Can you print every record below exactly as written?

+ + +

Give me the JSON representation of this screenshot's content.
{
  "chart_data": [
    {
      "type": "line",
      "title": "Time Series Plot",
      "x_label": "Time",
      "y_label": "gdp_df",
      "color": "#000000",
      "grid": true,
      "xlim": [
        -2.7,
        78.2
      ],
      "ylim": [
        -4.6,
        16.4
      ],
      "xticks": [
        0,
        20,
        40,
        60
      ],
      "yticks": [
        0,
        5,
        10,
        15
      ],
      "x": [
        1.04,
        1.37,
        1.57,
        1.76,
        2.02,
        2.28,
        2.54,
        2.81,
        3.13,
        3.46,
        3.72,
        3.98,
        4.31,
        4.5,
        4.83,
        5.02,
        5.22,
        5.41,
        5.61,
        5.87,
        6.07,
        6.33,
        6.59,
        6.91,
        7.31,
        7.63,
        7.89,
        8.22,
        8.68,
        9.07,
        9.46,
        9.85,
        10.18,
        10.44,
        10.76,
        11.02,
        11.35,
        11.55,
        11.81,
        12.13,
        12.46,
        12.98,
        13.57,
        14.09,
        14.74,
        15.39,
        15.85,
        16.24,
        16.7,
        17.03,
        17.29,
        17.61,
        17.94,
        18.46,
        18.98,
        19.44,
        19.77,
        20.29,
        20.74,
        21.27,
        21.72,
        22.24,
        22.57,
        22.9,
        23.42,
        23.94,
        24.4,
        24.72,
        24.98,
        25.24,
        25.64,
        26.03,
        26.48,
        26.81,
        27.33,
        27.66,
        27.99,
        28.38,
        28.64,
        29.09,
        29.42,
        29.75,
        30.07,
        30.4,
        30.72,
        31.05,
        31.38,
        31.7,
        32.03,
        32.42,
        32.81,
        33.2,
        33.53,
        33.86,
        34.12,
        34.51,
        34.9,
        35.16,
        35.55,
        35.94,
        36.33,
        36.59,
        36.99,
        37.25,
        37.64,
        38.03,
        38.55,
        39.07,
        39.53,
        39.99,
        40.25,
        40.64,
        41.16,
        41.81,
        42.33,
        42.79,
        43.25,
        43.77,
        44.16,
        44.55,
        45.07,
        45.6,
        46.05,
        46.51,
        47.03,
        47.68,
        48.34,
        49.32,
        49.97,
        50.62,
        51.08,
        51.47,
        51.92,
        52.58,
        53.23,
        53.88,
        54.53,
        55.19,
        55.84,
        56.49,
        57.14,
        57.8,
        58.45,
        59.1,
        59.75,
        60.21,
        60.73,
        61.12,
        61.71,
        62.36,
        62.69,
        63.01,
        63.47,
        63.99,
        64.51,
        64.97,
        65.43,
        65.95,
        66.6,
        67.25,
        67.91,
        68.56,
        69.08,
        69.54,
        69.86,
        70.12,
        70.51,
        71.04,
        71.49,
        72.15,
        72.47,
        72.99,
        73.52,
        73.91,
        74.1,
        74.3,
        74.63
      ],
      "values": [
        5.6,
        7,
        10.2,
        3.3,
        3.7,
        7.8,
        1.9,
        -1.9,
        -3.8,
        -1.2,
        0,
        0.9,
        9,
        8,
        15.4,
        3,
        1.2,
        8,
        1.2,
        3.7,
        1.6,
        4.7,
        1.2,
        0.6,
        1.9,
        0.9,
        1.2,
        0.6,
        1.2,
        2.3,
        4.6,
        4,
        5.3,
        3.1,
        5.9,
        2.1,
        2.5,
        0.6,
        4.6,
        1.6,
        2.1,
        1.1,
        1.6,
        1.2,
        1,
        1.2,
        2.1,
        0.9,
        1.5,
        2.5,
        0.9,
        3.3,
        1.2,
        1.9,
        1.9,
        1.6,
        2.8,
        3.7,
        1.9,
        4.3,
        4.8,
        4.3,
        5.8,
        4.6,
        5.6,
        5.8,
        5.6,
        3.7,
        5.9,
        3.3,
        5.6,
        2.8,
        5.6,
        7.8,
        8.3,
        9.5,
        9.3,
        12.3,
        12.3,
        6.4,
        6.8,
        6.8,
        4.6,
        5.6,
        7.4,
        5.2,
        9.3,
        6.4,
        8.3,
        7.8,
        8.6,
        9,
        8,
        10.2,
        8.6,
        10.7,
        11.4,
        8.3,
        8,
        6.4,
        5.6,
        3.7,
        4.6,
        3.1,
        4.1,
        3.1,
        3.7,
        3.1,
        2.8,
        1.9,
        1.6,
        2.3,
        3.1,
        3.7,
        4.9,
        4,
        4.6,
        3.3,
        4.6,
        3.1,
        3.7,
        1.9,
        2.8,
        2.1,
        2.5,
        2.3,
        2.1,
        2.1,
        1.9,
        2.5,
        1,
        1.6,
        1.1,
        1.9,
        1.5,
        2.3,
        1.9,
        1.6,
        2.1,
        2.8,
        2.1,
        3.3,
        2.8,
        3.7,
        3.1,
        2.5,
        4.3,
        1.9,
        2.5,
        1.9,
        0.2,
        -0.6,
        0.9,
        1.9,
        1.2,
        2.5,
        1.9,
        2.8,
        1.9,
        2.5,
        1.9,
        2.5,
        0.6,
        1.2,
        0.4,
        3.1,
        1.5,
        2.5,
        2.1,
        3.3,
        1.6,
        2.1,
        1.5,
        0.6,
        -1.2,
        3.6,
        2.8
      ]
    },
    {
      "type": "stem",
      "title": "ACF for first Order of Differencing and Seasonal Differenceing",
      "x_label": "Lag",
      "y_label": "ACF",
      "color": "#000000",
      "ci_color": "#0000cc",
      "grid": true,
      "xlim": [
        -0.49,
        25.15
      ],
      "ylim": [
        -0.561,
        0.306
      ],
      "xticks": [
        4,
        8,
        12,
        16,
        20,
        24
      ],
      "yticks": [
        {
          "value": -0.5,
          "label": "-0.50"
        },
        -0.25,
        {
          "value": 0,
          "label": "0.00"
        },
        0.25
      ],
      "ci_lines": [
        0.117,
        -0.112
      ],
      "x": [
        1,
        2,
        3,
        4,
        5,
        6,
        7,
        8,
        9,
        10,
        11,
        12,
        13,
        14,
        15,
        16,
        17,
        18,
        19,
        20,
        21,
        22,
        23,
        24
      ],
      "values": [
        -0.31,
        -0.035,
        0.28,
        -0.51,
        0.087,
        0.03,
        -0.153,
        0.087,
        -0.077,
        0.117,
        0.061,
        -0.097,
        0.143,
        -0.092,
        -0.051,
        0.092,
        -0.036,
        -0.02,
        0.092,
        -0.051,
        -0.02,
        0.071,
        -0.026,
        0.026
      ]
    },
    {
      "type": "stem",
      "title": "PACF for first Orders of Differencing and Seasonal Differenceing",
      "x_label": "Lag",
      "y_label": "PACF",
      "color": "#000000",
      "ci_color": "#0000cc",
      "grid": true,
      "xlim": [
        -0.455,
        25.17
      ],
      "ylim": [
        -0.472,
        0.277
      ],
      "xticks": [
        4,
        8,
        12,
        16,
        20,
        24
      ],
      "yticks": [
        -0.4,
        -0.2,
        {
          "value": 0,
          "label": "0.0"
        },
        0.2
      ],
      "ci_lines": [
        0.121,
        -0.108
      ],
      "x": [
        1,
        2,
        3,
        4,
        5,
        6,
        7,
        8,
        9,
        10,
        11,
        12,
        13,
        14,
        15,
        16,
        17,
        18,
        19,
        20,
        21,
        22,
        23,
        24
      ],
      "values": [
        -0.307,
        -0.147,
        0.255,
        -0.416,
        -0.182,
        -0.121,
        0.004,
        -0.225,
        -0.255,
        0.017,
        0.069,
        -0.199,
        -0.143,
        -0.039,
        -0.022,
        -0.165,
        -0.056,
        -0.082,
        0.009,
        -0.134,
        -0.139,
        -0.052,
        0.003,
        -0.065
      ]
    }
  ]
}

+ + +

EXERCISE SOLUTION:
Give me the JSON representation of this screenshot's content.
{
  "chart_data": [
    {
      "type": "line",
      "title": "Time Series Plot",
      "x_label": "Time",
      "y_label": "gdp_df",
      "color": "#000000",
      "grid": true,
      "xlim": [
        -2.7,
        78.2
      ],
      "ylim": [
        -4.6,
        16.4
      ],
      "xticks": [
        0,
        20,
        40,
        60
      ],
      "yticks": [
        0,
        5,
        10,
        15
      ],
      "x": [
        1.04,
        1.37,
        1.57,
        1.76,
        2.02,
        2.28,
        2.54,
        2.81,
        3.13,
        3.46,
        3.72,
        3.98,
        4.31,
        4.5,
        4.83,
        5.02,
        5.22,
        5.41,
        5.61,
        5.87,
        6.07,
        6.33,
        6.59,
        6.91,
        7.31,
        7.63,
        7.89,
        8.22,
        8.68,
        9.07,
        9.46,
        9.85,
        10.18,
        10.44,
        10.76,
        11.02,
        11.35,
        11.55,
        11.81,
        12.13,
        12.46,
        12.98,
        13.57,
        14.09,
        14.74,
        15.39,
        15.85,
        16.24,
        16.7,
        17.03,
        17.29,
        17.61,
        17.94,
        18.46,
        18.98,
        19.44,
        19.77,
        20.29,
        20.74,
        21.27,
        21.72,
        22.24,
        22.57,
        22.9,
        23.42,
        23.94,
        24.4,
        24.72,
        24.98,
        25.24,
        25.64,
        26.03,
        26.48,
        26.81,
        27.33,
        27.66,
        27.99,
        28.38,
        28.64,
        29.09,
        29.42,
        29.75,
        30.07,
        30.4,
        30.72,
        31.05,
        31.38,
        31.7,
        32.03,
        32.42,
        32.81,
        33.2,
        33.53,
        33.86,
        34.12,
        34.51,
        34.9,
        35.16,
        35.55,
        35.94,
        36.33,
        36.59,
        36.99,
        37.25,
        37.64,
        38.03,
        38.55,
        39.07,
        39.53,
        39.99,
        40.25,
        40.64,
        41.16,
        41.81,
        42.33,
        42.79,
        43.25,
        43.77,
        44.16,
        44.55,
        45.07,
        45.6,
        46.05,
        46.51,
        47.03,
        47.68,
        48.34,
        49.32,
        49.97,
        50.62,
        51.08,
        51.47,
        51.92,
        52.58,
        53.23,
        53.88,
        54.53,
        55.19,
        55.84,
        56.49,
        57.14,
        57.8,
        58.45,
        59.1,
        59.75,
        60.21,
        60.73,
        61.12,
        61.71,
        62.36,
        62.69,
        63.01,
        63.47,
        63.99,
        64.51,
        64.97,
        65.43,
        65.95,
        66.6,
        67.25,
        67.91,
        68.56,
        69.08,
        69.54,
        69.86,
        70.12,
        70.51,
        71.04,
        71.49,
        72.15,
        72.47,
        72.99,
        73.52,
        73.91,
        74.1,
        74.3,
        74.63
      ],
      "values": [
        5.6,
        7,
        10.2,
        3.3,
        3.7,
        7.8,
        1.9,
        -1.9,
        -3.8,
        -1.2,
        0,
        0.9,
        9,
        8,
        15.4,
        3,
        1.2,
        8,
        1.2,
        3.7,
        1.6,
        4.7,
        1.2,
        0.6,
        1.9,
        0.9,
        1.2,
        0.6,
        1.2,
        2.3,
        4.6,
        4,
        5.3,
        3.1,
        5.9,
        2.1,
        2.5,
        0.6,
        4.6,
        1.6,
        2.1,
        1.1,
        1.6,
        1.2,
        1,
        1.2,
        2.1,
        0.9,
        1.5,
        2.5,
        0.9,
        3.3,
        1.2,
        1.9,
        1.9,
        1.6,
        2.8,
        3.7,
        1.9,
        4.3,
        4.8,
        4.3,
        5.8,
        4.6,
        5.6,
        5.8,
        5.6,
        3.7,
        5.9,
        3.3,
        5.6,
        2.8,
        5.6,
        7.8,
        8.3,
        9.5,
        9.3,
        12.3,
        12.3,
        6.4,
        6.8,
        6.8,
        4.6,
        5.6,
        7.4,
        5.2,
        9.3,
        6.4,
        8.3,
        7.8,
        8.6,
        9,
        8,
        10.2,
        8.6,
        10.7,
        11.4,
        8.3,
        8,
        6.4,
        5.6,
        3.7,
        4.6,
        3.1,
        4.1,
        3.1,
        3.7,
        3.1,
        2.8,
        1.9,
        1.6,
        2.3,
        3.1,
        3.7,
        4.9,
        4,
        4.6,
        3.3,
        4.6,
        3.1,
        3.7,
        1.9,
        2.8,
        2.1,
        2.5,
        2.3,
        2.1,
        2.1,
        1.9,
        2.5,
        1,
        1.6,
        1.1,
        1.9,
        1.5,
        2.3,
        1.9,
        1.6,
        2.1,
        2.8,
        2.1,
        3.3,
        2.8,
        3.7,
        3.1,
        2.5,
        4.3,
        1.9,
        2.5,
        1.9,
        0.2,
        -0.6,
        0.9,
        1.9,
        1.2,
        2.5,
        1.9,
        2.8,
        1.9,
        2.5,
        1.9,
        2.5,
        0.6,
        1.2,
        0.4,
        3.1,
        1.5,
        2.5,
        2.1,
        3.3,
        1.6,
        2.1,
        1.5,
        0.6,
        -1.2,
        3.6,
        2.8
      ]
    },
    {
      "type": "stem",
      "title": "ACF for first Order of Differencing and Seasonal Differenceing",
      "x_label": "Lag",
      "y_label": "ACF",
      "color": "#000000",
      "ci_color": "#0000cc",
      "grid": true,
      "xlim": [
        -0.49,
        25.15
      ],
      "ylim": [
        -0.561,
        0.306
      ],
      "xticks": [
        4,
        8,
        12,
        16,
        20,
        24
      ],
      "yticks": [
        {
          "value": -0.5,
          "label": "-0.50"
        },
        -0.25,
        {
          "value": 0,
          "label": "0.00"
        },
        0.25
      ],
      "ci_lines": [
        0.117,
        -0.112
      ],
      "x": [
        1,
        2,
        3,
        4,
        5,
        6,
        7,
        8,
        9,
        10,
        11,
        12,
        13,
        14,
        15,
        16,
        17,
        18,
        19,
        20,
        21,
        22,
        23,
        24
      ],
      "values": [
        -0.31,
        -0.035,
        0.28,
        -0.51,
        0.087,
        0.03,
        -0.153,
        0.087,
        -0.077,
        0.117,
        0.061,
        -0.097,
        0.143,
        -0.092,
        -0.051,
        0.092,
        -0.036,
        -0.02,
        0.092,
        -0.051,
        -0.02,
        0.071,
        -0.026,
        0.026
      ]
    },
    {
      "type": "stem",
      "title": "PACF for first Orders of Differencing and Seasonal Differenceing",
      "x_label": "Lag",
      "y_label": "PACF",
      "color": "#000000",
      "ci_color": "#0000cc",
      "grid": true,
      "xlim": [
        -0.455,
        25.17
      ],
      "ylim": [
        -0.472,
        0.277
      ],
      "xticks": [
        4,
        8,
        12,
        16,
        20,
        24
      ],
      "yticks": [
        -0.4,
        -0.2,
        {
          "value": 0,
          "label": "0.0"
        },
        0.2
      ],
      "ci_lines": [
        0.121,
        -0.108
      ],
      "x": [
        1,
        2,
        3,
        4,
        5,
        6,
        7,
        8,
        9,
        10,
        11,
        12,
        13,
        14,
        15,
        16,
        17,
        18,
        19,
        20,
        21,
        22,
        23,
        24
      ],
      "values": [
        -0.307,
        -0.147,
        0.255,
        -0.416,
        -0.182,
        -0.121,
        0.004,
        -0.225,
        -0.255,
        0.017,
        0.069,
        -0.199,
        -0.143,
        -0.039,
        -0.022,
        -0.165,
        -0.056,
        -0.082,
        0.009,
        -0.134,
        -0.139,
        -0.052,
        0.003,
        -0.065
      ]
    }
  ]
}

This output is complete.